### TASK DESCRIPTION
Repeat the data word for word. Do not include the pictures.
— START —
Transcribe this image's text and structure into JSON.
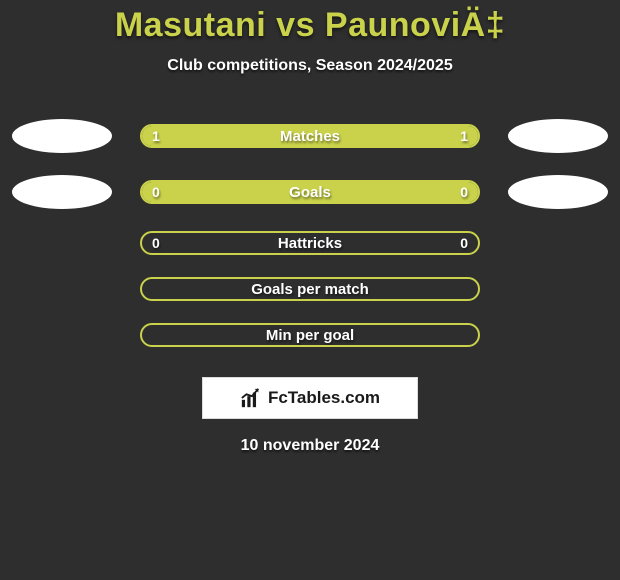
{
  "title": "Masutani vs PaunoviÄ‡",
  "subtitle": "Club competitions, Season 2024/2025",
  "colors": {
    "accent": "#c9d24a",
    "background": "#2e2e2e",
    "oval": "#ffffff",
    "text": "#ffffff"
  },
  "rows": [
    {
      "label": "Matches",
      "left": "1",
      "right": "1",
      "filled": true,
      "show_ovals": true,
      "show_values": true
    },
    {
      "label": "Goals",
      "left": "0",
      "right": "0",
      "filled": true,
      "show_ovals": true,
      "show_values": true
    },
    {
      "label": "Hattricks",
      "left": "0",
      "right": "0",
      "filled": false,
      "show_ovals": false,
      "show_values": true
    },
    {
      "label": "Goals per match",
      "left": "",
      "right": "",
      "filled": false,
      "show_ovals": false,
      "show_values": false
    },
    {
      "label": "Min per goal",
      "left": "",
      "right": "",
      "filled": false,
      "show_ovals": false,
      "show_values": false
    }
  ],
  "logo": {
    "text": "FcTables.com"
  },
  "date": "10 november 2024"
}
— END —
### COMPLETE ANSWER
Transcribe this image's text and structure into JSON.
{
  "title": "Masutani vs PaunoviÄ‡",
  "subtitle": "Club competitions, Season 2024/2025",
  "colors": {
    "accent": "#c9d24a",
    "background": "#2e2e2e",
    "oval": "#ffffff",
    "text": "#ffffff"
  },
  "rows": [
    {
      "label": "Matches",
      "left": "1",
      "right": "1",
      "filled": true,
      "show_ovals": true,
      "show_values": true
    },
    {
      "label": "Goals",
      "left": "0",
      "right": "0",
      "filled": true,
      "show_ovals": true,
      "show_values": true
    },
    {
      "label": "Hattricks",
      "left": "0",
      "right": "0",
      "filled": false,
      "show_ovals": false,
      "show_values": true
    },
    {
      "label": "Goals per match",
      "left": "",
      "right": "",
      "filled": false,
      "show_ovals": false,
      "show_values": false
    },
    {
      "label": "Min per goal",
      "left": "",
      "right": "",
      "filled": false,
      "show_ovals": false,
      "show_values": false
    }
  ],
  "logo": {
    "text": "FcTables.com"
  },
  "date": "10 november 2024"
}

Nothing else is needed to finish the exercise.